- Records supplied -
- - - - - - -

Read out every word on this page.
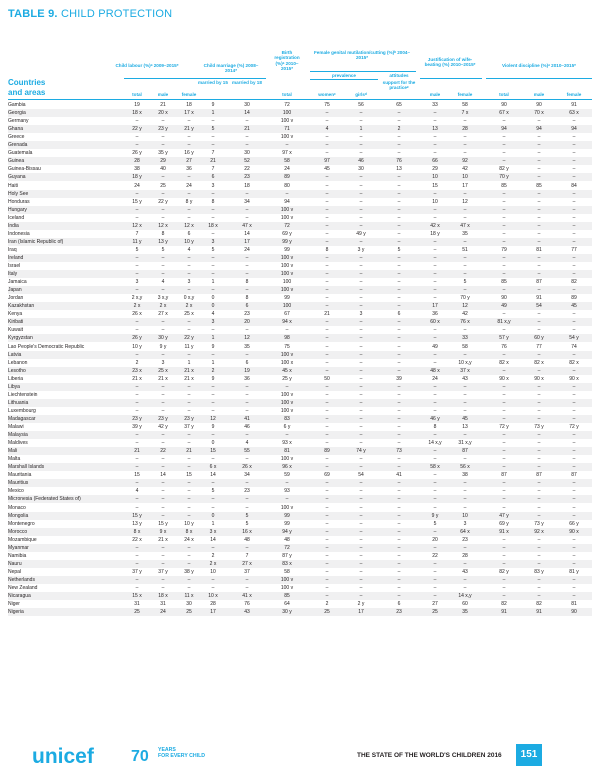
TABLE 9. CHILD PROTECTION
Child labour (%)ᵃ 2009–2015*	Child marriage (%) 2008–2014*
Birth registration (%)ᵃ 2010–2015*
Female genital mutilation/cutting (%)ᵇ 2004–2015*	Justification of wife-beating (%) 2010–2015*	Violent discipline (%)ᵃ 2010–2015*
prevalence	attitudes
Countries
and areas
married by 15 married by 18	support for the practiceᵉ
total	male	female	total	womenᶜ	girlsᵈ	male	female	total	male	female
Gambia	19	21	18	9	30	72	75	56	65	33	58	90	90	91
Georgia	18 x	20 x	17 x	1	14	100	–	–	–	–	7 x	67 x	70 x	63 x
Germany	–	–	–	–	–	100 v	–	–	–	–	–	–	–	–
Ghana	22 y	23 y	21 y	5	21	71	4	1	2	13	28	94	94	94
Greece	–	–	–	–	–	100 v	–	–	–	–	–	–	–	–
Grenada	–	–	–	–	–	–	–	–	–	–	–	–	–	–
Guatemala	26 y	35 y	16 y	7	30	97 x	–	–	–	–	–	–	–	–
Guinea	28	29	27	21	52	58	97	46	76	66	92	–	–	–
Guinea-Bissau	38	40	36	7	22	24	45	30	13	29	42	82 y	–	–
Guyana	18 y	–	–	6	23	89	–	–	–	10	10	70 y	–	–
Haiti	24	25	24	3	18	80	–	–	–	15	17	85	85	84
Holy See	–	–	–	–	–	–	–	–	–	–	–	–	–	–
Honduras	15 y	22 y	8 y	8	34	94	–	–	–	10	12	–	–	–
Hungary	–	–	–	–	–	100 v	–	–	–	–	–	–	–	–
Iceland	–	–	–	–	–	100 v	–	–	–	–	–	–	–	–
India	12 x	12 x	12 x	18 x	47 x	72	–	–	–	42 x	47 x	–	–	–
Indonesia	7	8	6	–	14	69 y	–	49 y	–	18 y	35	–	–	–
Iran (Islamic Republic of)	11 y	13 y	10 y	3	17	99 y	–	–	–	–	–	–	–	–
Iraq	5	5	4	5	24	99	8	3 y	5	–	51	79	81	77
Ireland	–	–	–	–	–	100 v	–	–	–	–	–	–	–	–
Israel	–	–	–	–	–	100 v	–	–	–	–	–	–	–	–
Italy	–	–	–	–	–	100 v	–	–	–	–	–	–	–	–
Jamaica	3	4	3	1	8	100	–	–	–	–	5	85	87	82
Japan	–	–	–	–	–	100 v	–	–	–	–	–	–	–	–
Jordan	2 x,y	3 x,y	0 x,y	0	8	99	–	–	–	–	70 y	90	91	89
Kazakhstan	2 x	2 x	2 x	0	6	100	–	–	–	17	12	49	54	45
Kenya	26 x	27 x	25 x	4	23	67	21	3	6	36	42	–	–	–
Kiribati	–	–	–	3	20	94 x	–	–	–	60 x	76 x	81 x,y	–	–
Kuwait	–	–	–	–	–	–	–	–	–	–	–	–	–	–
Kyrgyzstan	26 y	30 y	22 y	1	12	98	–	–	–	–	33	57 y	60 y	54 y
Lao People's Democratic Republic	10 y	9 y	11 y	9	35	75	–	–	–	49	58	76	77	74
Latvia	–	–	–	–	–	100 v	–	–	–	–	–	–	–	–
Lebanon	2	3	1	1	6	100 x	–	–	–	–	10 x,y	82 x	82 x	82 x
Lesotho	23 x	25 x	21 x	2	19	45 x	–	–	–	48 x	37 x	–	–	–
Liberia	21 x	21 x	21 x	9	36	25 y	50	–	39	24	43	90 x	90 x	90 x
Libya	–	–	–	–	–	–	–	–	–	–	–	–	–	–
Liechtenstein	–	–	–	–	–	100 v	–	–	–	–	–	–	–	–
Lithuania	–	–	–	–	–	100 v	–	–	–	–	–	–	–	–
Luxembourg	–	–	–	–	–	100 v	–	–	–	–	–	–	–	–
Madagascar	23 y	23 y	23 y	12	41	83	–	–	–	46 y	45	–	–	–
Malawi	39 y	42 y	37 y	9	46	6 y	–	–	–	8	13	72 y	73 y	72 y
Malaysia	–	–	–	–	–	–	–	–	–	–	–	–	–	–
Maldives	–	–	–	0	4	93 x	–	–	–	14 x,y	31 x,y	–	–	–
Mali	21	22	21	15	55	81	89	74 y	73	–	87	–	–	–
Malta	–	–	–	–	–	100 v	–	–	–	–	–	–	–	–
Marshall Islands	–	–	–	6 x	26 x	96 x	–	–	–	58 x	56 x	–	–	–
Mauritania	15	14	15	14	34	59	69	54	41	–	38	87	87	87
Mauritius	–	–	–	–	–	–	–	–	–	–	–	–	–	–
Mexico	4	–	–	5	23	93	–	–	–	–	–	–	–	–
Micronesia (Federated States of)	–	–	–	–	–	–	–	–	–	–	–	–	–	–
Monaco	–	–	–	–	–	100 v	–	–	–	–	–	–	–	–
Mongolia	15 y	–	–	0	5	99	–	–	–	9 y	10	47 y	–	–
Montenegro	13 y	15 y	10 y	1	5	99	–	–	–	5	3	69 y	73 y	66 y
Morocco	8 x	9 x	8 x	3 x	16 x	94 y	–	–	–	–	64 x	91 x	92 x	90 x
Mozambique	22 x	21 x	24 x	14	48	48	–	–	–	20	23	–	–	–
Myanmar	–	–	–	–	–	72	–	–	–	–	–	–	–	–
Namibia	–	–	–	2	7	87 y	–	–	–	22	28	–	–	–
Nauru	–	–	–	2 x	27 x	83 x	–	–	–	–	–	–	–	–
Nepal	37 y	37 y	38 y	10	37	58	–	–	–	–	43	82 y	83 y	81 y
Netherlands	–	–	–	–	–	100 v	–	–	–	–	–	–	–	–
New Zealand	–	–	–	–	–	100 v	–	–	–	–	–	–	–	–
Nicaragua	15 x	18 x	11 x	10 x	41 x	85	–	–	–	–	14 x,y	–	–	–
Niger	31	31	30	28	76	64	2	2 y	6	27	60	82	82	81
Nigeria	25	24	25	17	43	30 y	25	17	23	25	35	91	91	90
unicef 70 YEARS
FOR EVERY CHILD	THE STATE OF THE WORLD'S CHILDREN 2016	151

- - - - - - -

- Goal -
Filter the listing for the word "Republic" and copy every line that holds it.

- Problem solution -
Iran (Islamic Republic of)	11 y	13 y	10 y	3	17	99 y	–	–	–	–	–	–	–	–
Lao People's Democratic Republic	10 y	9 y	11 y	9	35	75	–	–	–	49	58	76	77	74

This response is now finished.